Stored entries:
^^^^^^^^^^^^^^^^
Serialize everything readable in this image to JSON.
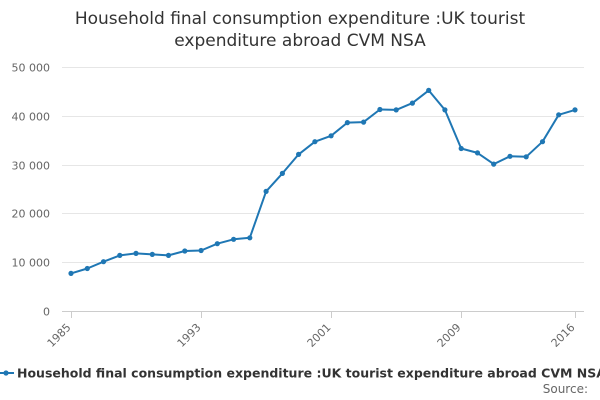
{
  "chart_data": {
    "type": "line",
    "title_lines": [
      "Household final consumption expenditure :UK tourist",
      "expenditure abroad CVM NSA"
    ],
    "xlabel": "",
    "ylabel": "",
    "x": [
      1985,
      1986,
      1987,
      1988,
      1989,
      1990,
      1991,
      1992,
      1993,
      1994,
      1995,
      1996,
      1997,
      1998,
      1999,
      2000,
      2001,
      2002,
      2003,
      2004,
      2005,
      2006,
      2007,
      2008,
      2009,
      2010,
      2011,
      2012,
      2013,
      2014,
      2015,
      2016
    ],
    "series": [
      {
        "name": "Household final consumption expenditure :UK tourist expenditure abroad CVM NSA",
        "color": "#1f77b4",
        "values": [
          7700,
          8700,
          10100,
          11400,
          11800,
          11600,
          11400,
          12300,
          12400,
          13800,
          14700,
          15000,
          24500,
          28200,
          32100,
          34700,
          35900,
          38600,
          38700,
          41300,
          41200,
          42600,
          45200,
          41200,
          33300,
          32400,
          30100,
          31700,
          31600,
          34700,
          40200,
          41200
        ]
      }
    ],
    "ylim": [
      0,
      50000
    ],
    "y_ticks": [
      0,
      10000,
      20000,
      30000,
      40000,
      50000
    ],
    "y_tick_labels": [
      "0",
      "10 000",
      "20 000",
      "30 000",
      "40 000",
      "50 000"
    ],
    "x_ticks": [
      1985,
      1993,
      2001,
      2009,
      2016
    ],
    "x_tick_labels": [
      "1985",
      "1993",
      "2001",
      "2009",
      "2016"
    ],
    "grid": true,
    "legend_position": "bottom",
    "source_label": "Source:"
  }
}
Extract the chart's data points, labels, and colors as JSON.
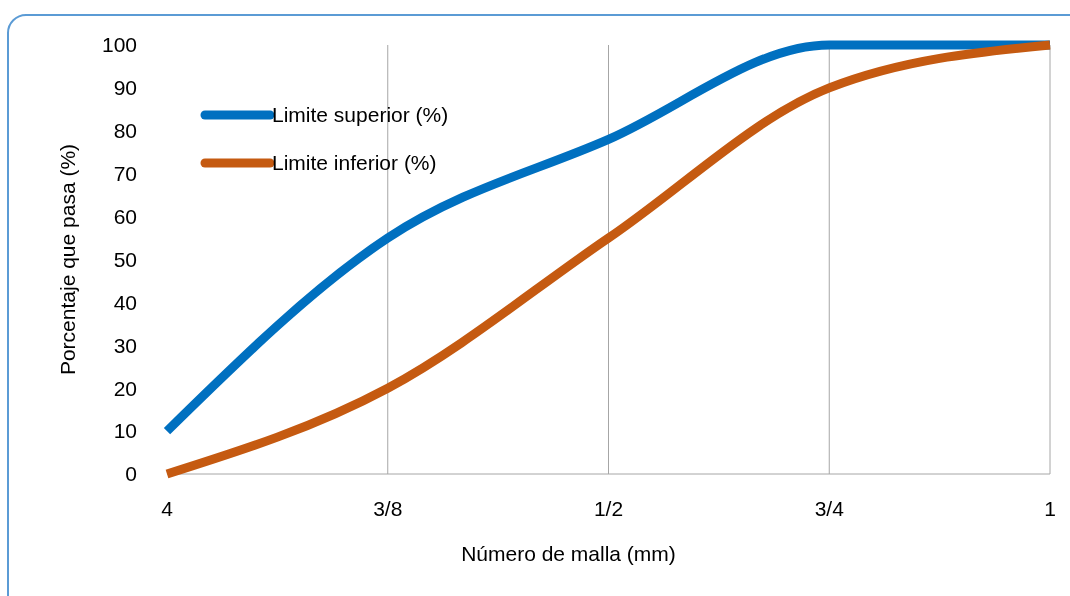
{
  "chart_data": {
    "type": "line",
    "xlabel": "Número de malla (mm)",
    "ylabel": "Porcentaje que pasa (%)",
    "categories": [
      "4",
      "3/8",
      "1/2",
      "3/4",
      "1"
    ],
    "series": [
      {
        "name": "Limite superior (%)",
        "color": "#0070c0",
        "values": [
          10,
          55,
          78,
          100,
          100
        ]
      },
      {
        "name": "Limite inferior (%)",
        "color": "#c55a11",
        "values": [
          0,
          20,
          55,
          90,
          100
        ]
      }
    ],
    "ylim": [
      0,
      100
    ],
    "yticks": [
      0,
      10,
      20,
      30,
      40,
      50,
      60,
      70,
      80,
      90,
      100
    ],
    "grid": "x",
    "legend": "top left",
    "marker": "none",
    "line_style": "solid"
  }
}
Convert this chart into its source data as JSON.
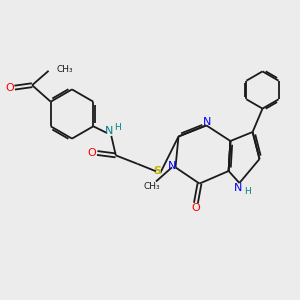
{
  "bg_color": "#ececec",
  "bond_color": "#1a1a1a",
  "n_color": "#0000ff",
  "o_color": "#ff0000",
  "s_color": "#b8b800",
  "nh_color": "#008080",
  "text_color": "#1a1a1a",
  "lw": 1.3,
  "fs": 8.0,
  "fs_small": 6.5,
  "xlim": [
    0,
    10
  ],
  "ylim": [
    0,
    10
  ]
}
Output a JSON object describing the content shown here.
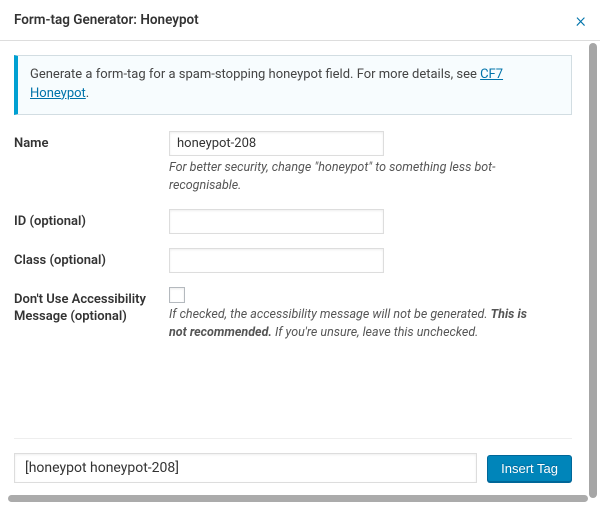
{
  "header": {
    "title": "Form-tag Generator: Honeypot"
  },
  "notice": {
    "text_before_link": "Generate a form-tag for a spam-stopping honeypot field. For more details, see ",
    "link_text": "CF7 Honeypot",
    "text_after_link": "."
  },
  "fields": {
    "name": {
      "label": "Name",
      "value": "honeypot-208",
      "hint": "For better security, change \"honeypot\" to something less bot-recognisable."
    },
    "id": {
      "label": "ID (optional)",
      "value": ""
    },
    "class": {
      "label": "Class (optional)",
      "value": ""
    },
    "no_a11y": {
      "label": "Don't Use Accessibility Message (optional)",
      "checked": false,
      "hint_pre": "If checked, the accessibility message will not be generated. ",
      "hint_strong": "This is not recommended.",
      "hint_post": " If you're unsure, leave this unchecked."
    }
  },
  "footer": {
    "tag_output": "[honeypot honeypot-208]",
    "insert_label": "Insert Tag"
  },
  "colors": {
    "link": "#0073aa",
    "primary_btn_bg": "#0085ba",
    "notice_border": "#00a0d2"
  }
}
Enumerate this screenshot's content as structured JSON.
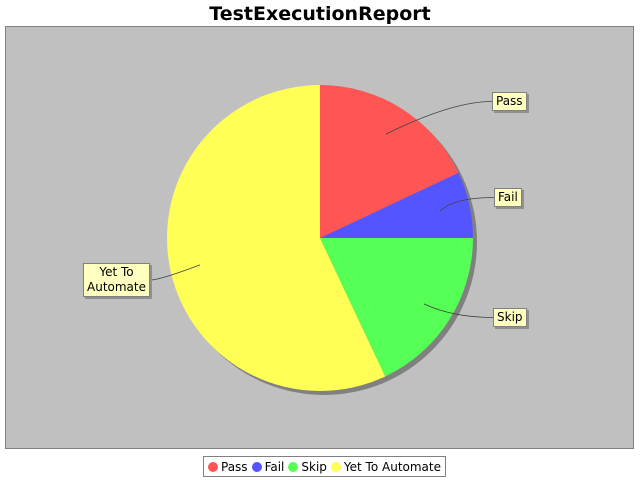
{
  "chart_data": {
    "type": "pie",
    "title": "TestExecutionReport",
    "slices": [
      {
        "name": "Pass",
        "value": 18,
        "color": "#ff5555"
      },
      {
        "name": "Fail",
        "value": 7,
        "color": "#5555ff"
      },
      {
        "name": "Skip",
        "value": 18,
        "color": "#55ff55"
      },
      {
        "name": "Yet To Automate",
        "value": 57,
        "color": "#ffff55"
      }
    ],
    "slice_labels": [
      "Pass",
      "Fail",
      "Skip",
      "Yet To\nAutomate"
    ],
    "legend": {
      "placement": "bottom",
      "entries": [
        "Pass",
        "Fail",
        "Skip",
        "Yet To Automate"
      ]
    },
    "background_color": "#c0c0c0"
  }
}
^^^^^^^^^^^^^^^^
Count how many lines include the string "JSON". Nothing but the number is needed.

5